TASK DESCRIPTION ->
Rewrite the rows from the line with "Give me the" to the line with "share-icon — [71, 355, 107, 391]", swapping "menu-separator" for "menu-divider" and keeping everything else the same.

AVAILABLE RECORDS ->
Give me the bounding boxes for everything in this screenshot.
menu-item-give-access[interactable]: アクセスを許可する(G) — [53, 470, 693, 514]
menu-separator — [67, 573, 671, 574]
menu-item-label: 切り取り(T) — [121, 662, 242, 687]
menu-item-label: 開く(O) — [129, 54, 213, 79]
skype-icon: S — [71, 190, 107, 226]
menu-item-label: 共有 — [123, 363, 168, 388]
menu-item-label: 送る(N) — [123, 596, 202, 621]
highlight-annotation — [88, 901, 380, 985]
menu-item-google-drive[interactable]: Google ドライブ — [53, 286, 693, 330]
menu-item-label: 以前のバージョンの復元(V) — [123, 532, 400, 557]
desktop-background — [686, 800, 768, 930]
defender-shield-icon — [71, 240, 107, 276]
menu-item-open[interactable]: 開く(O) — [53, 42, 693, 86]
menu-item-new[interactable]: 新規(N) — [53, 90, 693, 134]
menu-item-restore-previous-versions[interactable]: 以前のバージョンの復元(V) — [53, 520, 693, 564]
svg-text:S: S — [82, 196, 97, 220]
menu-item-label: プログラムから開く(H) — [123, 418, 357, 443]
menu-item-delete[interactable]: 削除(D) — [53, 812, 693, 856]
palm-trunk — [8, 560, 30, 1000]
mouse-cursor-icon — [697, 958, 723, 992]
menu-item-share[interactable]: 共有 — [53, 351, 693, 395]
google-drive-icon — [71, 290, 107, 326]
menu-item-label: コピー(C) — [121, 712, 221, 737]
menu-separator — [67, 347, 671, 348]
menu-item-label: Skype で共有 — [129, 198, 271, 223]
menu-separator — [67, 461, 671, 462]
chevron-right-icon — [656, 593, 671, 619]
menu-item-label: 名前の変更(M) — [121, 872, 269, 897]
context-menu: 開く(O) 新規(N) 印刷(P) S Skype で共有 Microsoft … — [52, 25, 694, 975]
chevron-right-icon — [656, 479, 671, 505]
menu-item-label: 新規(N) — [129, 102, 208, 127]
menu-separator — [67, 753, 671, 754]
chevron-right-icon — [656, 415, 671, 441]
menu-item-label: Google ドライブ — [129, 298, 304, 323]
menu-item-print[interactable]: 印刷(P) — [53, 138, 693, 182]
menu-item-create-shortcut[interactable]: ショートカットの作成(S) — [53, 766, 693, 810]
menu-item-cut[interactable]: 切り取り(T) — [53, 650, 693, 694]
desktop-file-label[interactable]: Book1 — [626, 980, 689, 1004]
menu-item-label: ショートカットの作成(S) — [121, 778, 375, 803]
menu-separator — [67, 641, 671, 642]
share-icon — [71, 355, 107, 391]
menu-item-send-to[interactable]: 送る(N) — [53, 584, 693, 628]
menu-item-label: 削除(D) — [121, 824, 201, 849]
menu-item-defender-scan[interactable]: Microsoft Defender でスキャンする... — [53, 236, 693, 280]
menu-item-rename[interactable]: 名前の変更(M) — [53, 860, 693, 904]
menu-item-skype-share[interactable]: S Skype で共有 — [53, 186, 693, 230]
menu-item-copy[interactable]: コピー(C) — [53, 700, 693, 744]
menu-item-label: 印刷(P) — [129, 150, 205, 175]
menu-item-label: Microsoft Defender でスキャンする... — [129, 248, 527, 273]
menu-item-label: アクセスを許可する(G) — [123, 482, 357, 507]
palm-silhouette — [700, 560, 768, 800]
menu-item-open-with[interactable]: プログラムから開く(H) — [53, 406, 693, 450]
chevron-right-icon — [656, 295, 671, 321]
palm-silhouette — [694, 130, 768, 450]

* * *

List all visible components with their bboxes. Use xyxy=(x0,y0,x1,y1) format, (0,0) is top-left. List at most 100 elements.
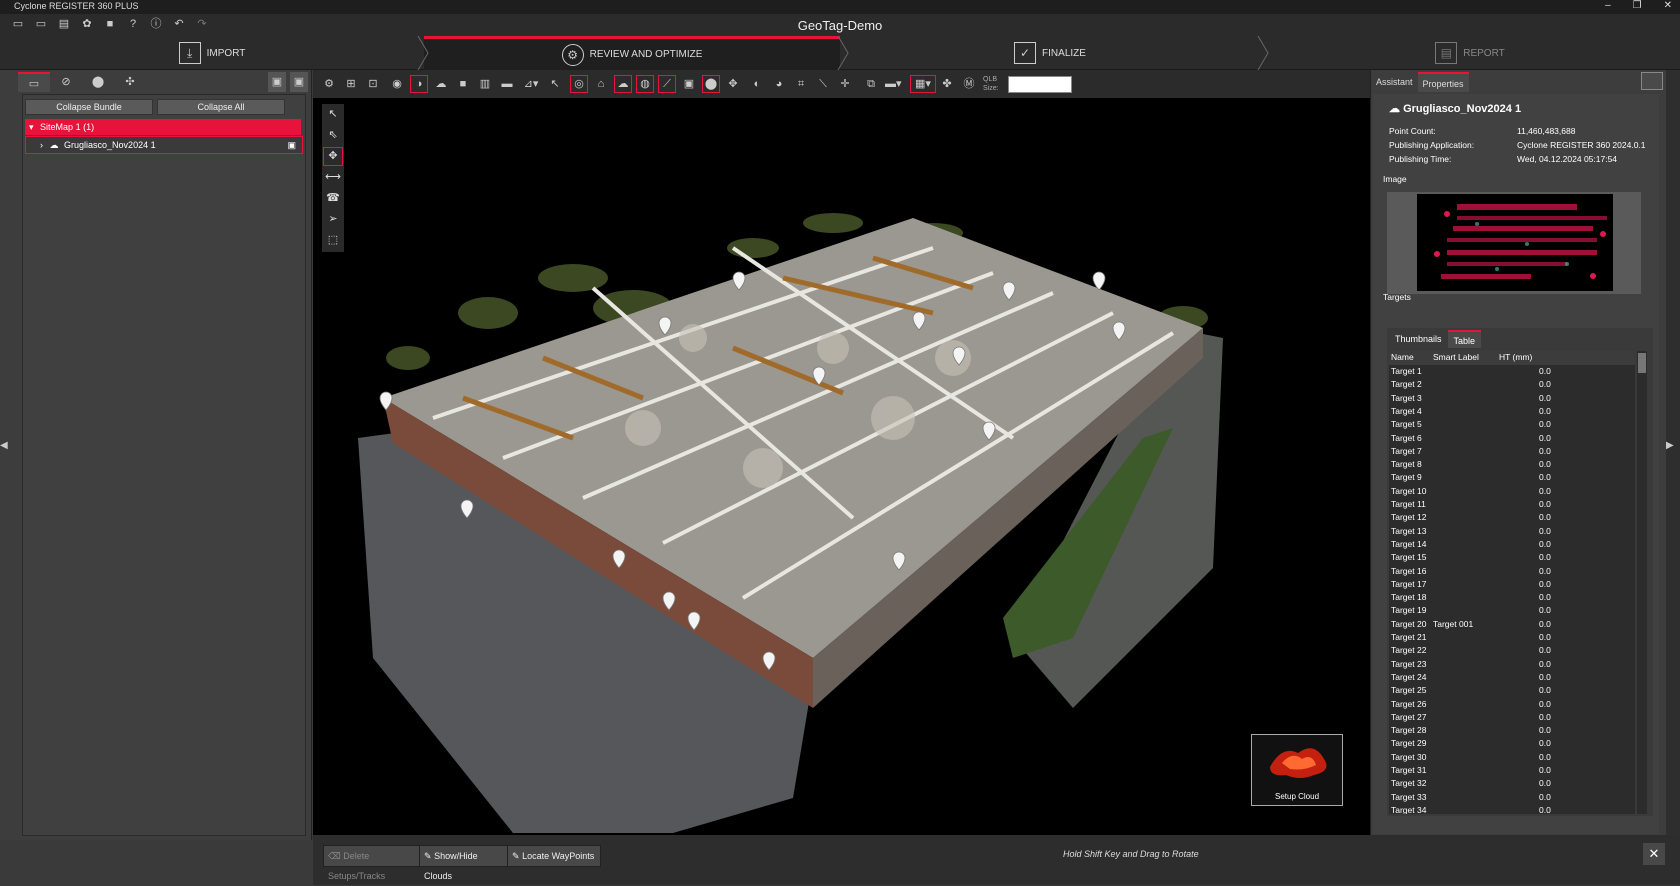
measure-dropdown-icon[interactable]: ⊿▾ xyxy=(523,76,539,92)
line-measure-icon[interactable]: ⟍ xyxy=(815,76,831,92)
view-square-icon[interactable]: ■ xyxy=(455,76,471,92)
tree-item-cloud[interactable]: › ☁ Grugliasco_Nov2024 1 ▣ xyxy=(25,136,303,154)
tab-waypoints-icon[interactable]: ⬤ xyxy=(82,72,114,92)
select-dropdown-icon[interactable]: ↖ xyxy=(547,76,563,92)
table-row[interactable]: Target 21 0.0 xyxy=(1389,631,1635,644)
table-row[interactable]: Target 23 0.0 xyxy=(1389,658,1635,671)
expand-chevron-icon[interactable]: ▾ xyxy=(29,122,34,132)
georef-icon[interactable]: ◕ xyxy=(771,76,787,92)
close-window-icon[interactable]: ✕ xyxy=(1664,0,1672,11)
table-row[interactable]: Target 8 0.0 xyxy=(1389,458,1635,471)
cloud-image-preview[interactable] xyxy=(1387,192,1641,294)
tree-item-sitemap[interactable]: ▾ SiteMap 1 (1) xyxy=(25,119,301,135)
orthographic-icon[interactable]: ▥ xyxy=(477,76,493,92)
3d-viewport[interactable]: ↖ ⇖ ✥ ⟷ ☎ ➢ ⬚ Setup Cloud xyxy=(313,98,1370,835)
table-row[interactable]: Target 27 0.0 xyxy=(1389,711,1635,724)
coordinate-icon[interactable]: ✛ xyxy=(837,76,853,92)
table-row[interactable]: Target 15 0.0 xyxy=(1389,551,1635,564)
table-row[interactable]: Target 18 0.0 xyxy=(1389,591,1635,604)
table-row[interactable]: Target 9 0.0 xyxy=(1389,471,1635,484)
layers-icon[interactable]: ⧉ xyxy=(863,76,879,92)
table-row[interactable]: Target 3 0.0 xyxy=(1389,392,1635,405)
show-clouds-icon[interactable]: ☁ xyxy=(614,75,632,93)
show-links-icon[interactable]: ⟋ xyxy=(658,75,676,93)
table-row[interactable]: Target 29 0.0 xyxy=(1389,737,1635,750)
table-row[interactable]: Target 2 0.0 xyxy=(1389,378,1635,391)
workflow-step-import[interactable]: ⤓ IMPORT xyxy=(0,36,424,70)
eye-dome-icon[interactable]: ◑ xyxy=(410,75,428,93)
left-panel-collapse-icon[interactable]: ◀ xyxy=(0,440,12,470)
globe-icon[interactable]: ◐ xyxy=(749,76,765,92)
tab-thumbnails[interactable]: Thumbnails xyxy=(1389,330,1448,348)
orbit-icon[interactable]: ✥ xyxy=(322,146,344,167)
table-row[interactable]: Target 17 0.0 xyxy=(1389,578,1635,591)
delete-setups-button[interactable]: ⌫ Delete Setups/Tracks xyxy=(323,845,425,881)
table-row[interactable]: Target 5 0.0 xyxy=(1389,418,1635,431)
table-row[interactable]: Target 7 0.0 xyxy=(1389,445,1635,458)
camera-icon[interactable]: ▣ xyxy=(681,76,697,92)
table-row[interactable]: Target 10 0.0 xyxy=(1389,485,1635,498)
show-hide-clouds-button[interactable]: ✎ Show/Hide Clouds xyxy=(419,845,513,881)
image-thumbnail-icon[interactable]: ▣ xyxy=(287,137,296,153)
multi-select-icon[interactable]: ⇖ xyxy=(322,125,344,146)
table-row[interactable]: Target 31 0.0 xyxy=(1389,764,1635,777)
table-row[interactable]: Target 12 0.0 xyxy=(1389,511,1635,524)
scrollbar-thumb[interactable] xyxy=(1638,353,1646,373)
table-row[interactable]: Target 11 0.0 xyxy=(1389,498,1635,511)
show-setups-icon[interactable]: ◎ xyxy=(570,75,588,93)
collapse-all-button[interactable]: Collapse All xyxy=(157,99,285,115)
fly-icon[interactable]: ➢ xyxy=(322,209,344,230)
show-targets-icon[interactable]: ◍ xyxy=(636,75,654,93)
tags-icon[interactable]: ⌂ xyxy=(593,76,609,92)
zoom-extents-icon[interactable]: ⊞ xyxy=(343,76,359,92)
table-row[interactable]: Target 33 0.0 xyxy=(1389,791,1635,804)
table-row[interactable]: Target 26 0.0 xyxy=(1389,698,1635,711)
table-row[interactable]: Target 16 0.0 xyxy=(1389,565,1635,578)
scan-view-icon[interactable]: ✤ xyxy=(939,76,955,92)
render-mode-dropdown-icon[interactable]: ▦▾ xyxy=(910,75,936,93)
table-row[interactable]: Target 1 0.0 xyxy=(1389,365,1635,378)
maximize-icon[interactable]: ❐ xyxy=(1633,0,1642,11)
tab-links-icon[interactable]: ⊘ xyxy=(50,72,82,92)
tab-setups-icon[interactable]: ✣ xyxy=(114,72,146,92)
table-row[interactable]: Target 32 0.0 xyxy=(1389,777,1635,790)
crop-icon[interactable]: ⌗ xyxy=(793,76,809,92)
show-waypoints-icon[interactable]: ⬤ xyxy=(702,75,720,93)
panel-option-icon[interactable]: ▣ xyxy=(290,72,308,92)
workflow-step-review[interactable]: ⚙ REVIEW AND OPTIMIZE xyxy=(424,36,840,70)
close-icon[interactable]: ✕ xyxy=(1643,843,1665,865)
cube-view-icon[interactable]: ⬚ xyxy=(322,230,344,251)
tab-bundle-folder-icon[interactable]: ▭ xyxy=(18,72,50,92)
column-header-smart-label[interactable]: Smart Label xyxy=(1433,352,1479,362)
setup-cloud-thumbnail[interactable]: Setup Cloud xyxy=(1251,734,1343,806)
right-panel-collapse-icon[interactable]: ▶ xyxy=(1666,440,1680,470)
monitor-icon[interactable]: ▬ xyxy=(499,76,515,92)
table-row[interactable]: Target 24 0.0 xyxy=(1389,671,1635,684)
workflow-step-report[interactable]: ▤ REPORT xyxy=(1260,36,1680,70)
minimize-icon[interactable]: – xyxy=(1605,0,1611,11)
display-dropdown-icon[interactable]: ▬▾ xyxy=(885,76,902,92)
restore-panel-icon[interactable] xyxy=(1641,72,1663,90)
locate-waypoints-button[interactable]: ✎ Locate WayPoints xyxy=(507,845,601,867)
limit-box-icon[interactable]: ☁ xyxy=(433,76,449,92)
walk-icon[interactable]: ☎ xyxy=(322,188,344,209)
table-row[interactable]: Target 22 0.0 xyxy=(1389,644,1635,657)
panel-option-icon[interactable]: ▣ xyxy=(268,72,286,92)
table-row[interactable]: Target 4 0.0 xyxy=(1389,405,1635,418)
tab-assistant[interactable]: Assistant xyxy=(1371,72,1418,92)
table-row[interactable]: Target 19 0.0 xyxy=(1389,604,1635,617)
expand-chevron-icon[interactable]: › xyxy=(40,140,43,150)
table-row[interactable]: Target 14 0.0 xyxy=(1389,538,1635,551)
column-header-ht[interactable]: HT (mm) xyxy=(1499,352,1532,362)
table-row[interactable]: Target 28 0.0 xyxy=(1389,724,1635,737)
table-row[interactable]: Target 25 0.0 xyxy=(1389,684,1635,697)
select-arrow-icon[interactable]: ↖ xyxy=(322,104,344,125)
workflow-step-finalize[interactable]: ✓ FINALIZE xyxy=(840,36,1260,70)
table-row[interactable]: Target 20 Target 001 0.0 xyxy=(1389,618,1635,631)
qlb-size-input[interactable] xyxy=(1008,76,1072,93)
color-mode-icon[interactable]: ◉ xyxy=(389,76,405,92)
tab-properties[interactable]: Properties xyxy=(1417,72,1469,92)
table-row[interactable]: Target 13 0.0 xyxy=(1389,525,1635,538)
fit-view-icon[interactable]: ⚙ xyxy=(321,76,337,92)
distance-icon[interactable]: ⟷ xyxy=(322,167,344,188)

...

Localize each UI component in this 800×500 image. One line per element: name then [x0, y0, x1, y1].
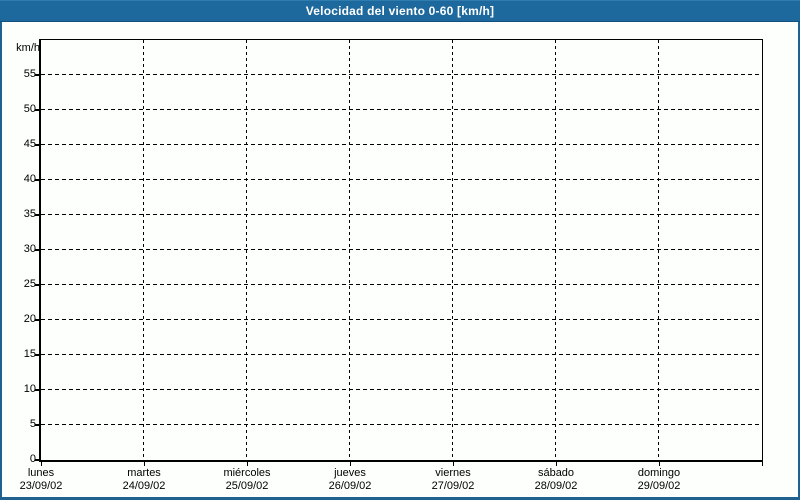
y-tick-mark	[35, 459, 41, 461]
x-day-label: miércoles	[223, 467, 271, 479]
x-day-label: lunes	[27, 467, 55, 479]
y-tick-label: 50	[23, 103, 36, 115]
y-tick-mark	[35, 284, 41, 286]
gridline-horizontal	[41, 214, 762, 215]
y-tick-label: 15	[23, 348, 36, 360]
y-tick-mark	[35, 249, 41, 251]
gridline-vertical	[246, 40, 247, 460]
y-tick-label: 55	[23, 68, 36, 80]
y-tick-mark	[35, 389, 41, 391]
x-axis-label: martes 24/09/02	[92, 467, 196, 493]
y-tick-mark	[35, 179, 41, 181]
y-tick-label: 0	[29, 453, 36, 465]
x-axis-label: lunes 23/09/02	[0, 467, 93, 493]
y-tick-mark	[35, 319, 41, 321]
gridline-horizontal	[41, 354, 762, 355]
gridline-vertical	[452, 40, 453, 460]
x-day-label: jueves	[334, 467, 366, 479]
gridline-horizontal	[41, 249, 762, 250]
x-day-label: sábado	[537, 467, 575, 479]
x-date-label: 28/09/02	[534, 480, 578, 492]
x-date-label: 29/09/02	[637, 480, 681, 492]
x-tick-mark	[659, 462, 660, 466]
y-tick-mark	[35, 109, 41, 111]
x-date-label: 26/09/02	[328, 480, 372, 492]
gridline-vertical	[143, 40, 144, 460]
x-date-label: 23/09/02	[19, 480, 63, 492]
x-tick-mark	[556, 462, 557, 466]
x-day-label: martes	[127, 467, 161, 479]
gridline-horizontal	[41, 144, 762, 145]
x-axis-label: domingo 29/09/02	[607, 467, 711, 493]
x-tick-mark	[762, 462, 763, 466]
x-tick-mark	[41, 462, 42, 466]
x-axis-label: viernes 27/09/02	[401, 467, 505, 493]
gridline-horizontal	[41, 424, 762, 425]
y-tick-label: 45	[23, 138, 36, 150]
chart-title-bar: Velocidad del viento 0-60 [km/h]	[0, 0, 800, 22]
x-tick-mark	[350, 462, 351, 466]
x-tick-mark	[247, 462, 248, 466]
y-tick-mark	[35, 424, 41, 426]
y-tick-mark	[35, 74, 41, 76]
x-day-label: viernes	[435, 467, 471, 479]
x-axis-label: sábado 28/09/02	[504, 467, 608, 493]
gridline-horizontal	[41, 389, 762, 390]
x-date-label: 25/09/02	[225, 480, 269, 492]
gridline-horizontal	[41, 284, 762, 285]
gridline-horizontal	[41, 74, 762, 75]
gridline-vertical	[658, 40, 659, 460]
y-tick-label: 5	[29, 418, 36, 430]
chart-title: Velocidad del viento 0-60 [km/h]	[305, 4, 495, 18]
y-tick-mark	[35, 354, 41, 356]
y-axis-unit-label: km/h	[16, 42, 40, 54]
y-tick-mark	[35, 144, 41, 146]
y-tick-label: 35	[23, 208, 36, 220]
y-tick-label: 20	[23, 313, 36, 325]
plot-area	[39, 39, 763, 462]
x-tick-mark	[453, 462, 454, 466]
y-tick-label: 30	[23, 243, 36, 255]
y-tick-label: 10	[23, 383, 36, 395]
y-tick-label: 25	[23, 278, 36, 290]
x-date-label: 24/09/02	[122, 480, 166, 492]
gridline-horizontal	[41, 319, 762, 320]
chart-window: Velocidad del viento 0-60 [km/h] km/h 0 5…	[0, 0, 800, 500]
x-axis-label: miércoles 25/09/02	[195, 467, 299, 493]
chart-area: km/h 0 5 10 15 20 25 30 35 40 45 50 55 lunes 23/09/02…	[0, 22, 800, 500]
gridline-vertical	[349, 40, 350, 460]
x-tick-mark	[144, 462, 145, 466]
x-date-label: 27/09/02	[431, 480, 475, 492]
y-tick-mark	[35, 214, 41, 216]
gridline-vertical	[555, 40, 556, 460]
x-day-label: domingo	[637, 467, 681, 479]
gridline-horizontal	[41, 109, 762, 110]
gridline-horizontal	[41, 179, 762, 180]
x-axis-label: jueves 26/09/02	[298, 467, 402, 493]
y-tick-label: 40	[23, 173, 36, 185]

PROBLEM SOLUTION ->
Give me the bounding boxes for everything in this screenshot.
menu-item-give-access[interactable]: アクセスを許可する(G) — [53, 470, 693, 514]
menu-divider — [67, 573, 671, 574]
menu-item-label: 切り取り(T) — [121, 662, 242, 687]
menu-item-label: 開く(O) — [129, 54, 213, 79]
skype-icon: S — [71, 190, 107, 226]
menu-item-label: 共有 — [123, 363, 168, 388]
menu-item-label: 送る(N) — [123, 596, 202, 621]
highlight-annotation — [88, 901, 380, 985]
menu-item-google-drive[interactable]: Google ドライブ — [53, 286, 693, 330]
menu-item-label: 以前のバージョンの復元(V) — [123, 532, 400, 557]
desktop-background — [686, 800, 768, 930]
defender-shield-icon — [71, 240, 107, 276]
menu-item-open[interactable]: 開く(O) — [53, 42, 693, 86]
menu-item-new[interactable]: 新規(N) — [53, 90, 693, 134]
menu-item-restore-previous-versions[interactable]: 以前のバージョンの復元(V) — [53, 520, 693, 564]
svg-text:S: S — [82, 196, 97, 220]
menu-item-label: プログラムから開く(H) — [123, 418, 357, 443]
menu-item-delete[interactable]: 削除(D) — [53, 812, 693, 856]
palm-trunk — [8, 560, 30, 1000]
mouse-cursor-icon — [697, 958, 723, 992]
menu-item-share[interactable]: 共有 — [53, 351, 693, 395]
google-drive-icon — [71, 290, 107, 326]
menu-item-label: コピー(C) — [121, 712, 221, 737]
menu-divider — [67, 347, 671, 348]
menu-item-label: Skype で共有 — [129, 198, 271, 223]
menu-divider — [67, 461, 671, 462]
chevron-right-icon — [656, 593, 671, 619]
menu-item-label: 名前の変更(M) — [121, 872, 269, 897]
context-menu: 開く(O) 新規(N) 印刷(P) S Skype で共有 Microsoft … — [52, 25, 694, 975]
chevron-right-icon — [656, 479, 671, 505]
menu-item-label: 新規(N) — [129, 102, 208, 127]
menu-divider — [67, 753, 671, 754]
chevron-right-icon — [656, 415, 671, 441]
menu-item-label: Google ドライブ — [129, 298, 304, 323]
menu-item-print[interactable]: 印刷(P) — [53, 138, 693, 182]
menu-item-create-shortcut[interactable]: ショートカットの作成(S) — [53, 766, 693, 810]
menu-item-cut[interactable]: 切り取り(T) — [53, 650, 693, 694]
desktop-file-label[interactable]: Book1 — [626, 980, 689, 1004]
menu-item-label: ショートカットの作成(S) — [121, 778, 375, 803]
menu-divider — [67, 641, 671, 642]
share-icon — [71, 355, 107, 391]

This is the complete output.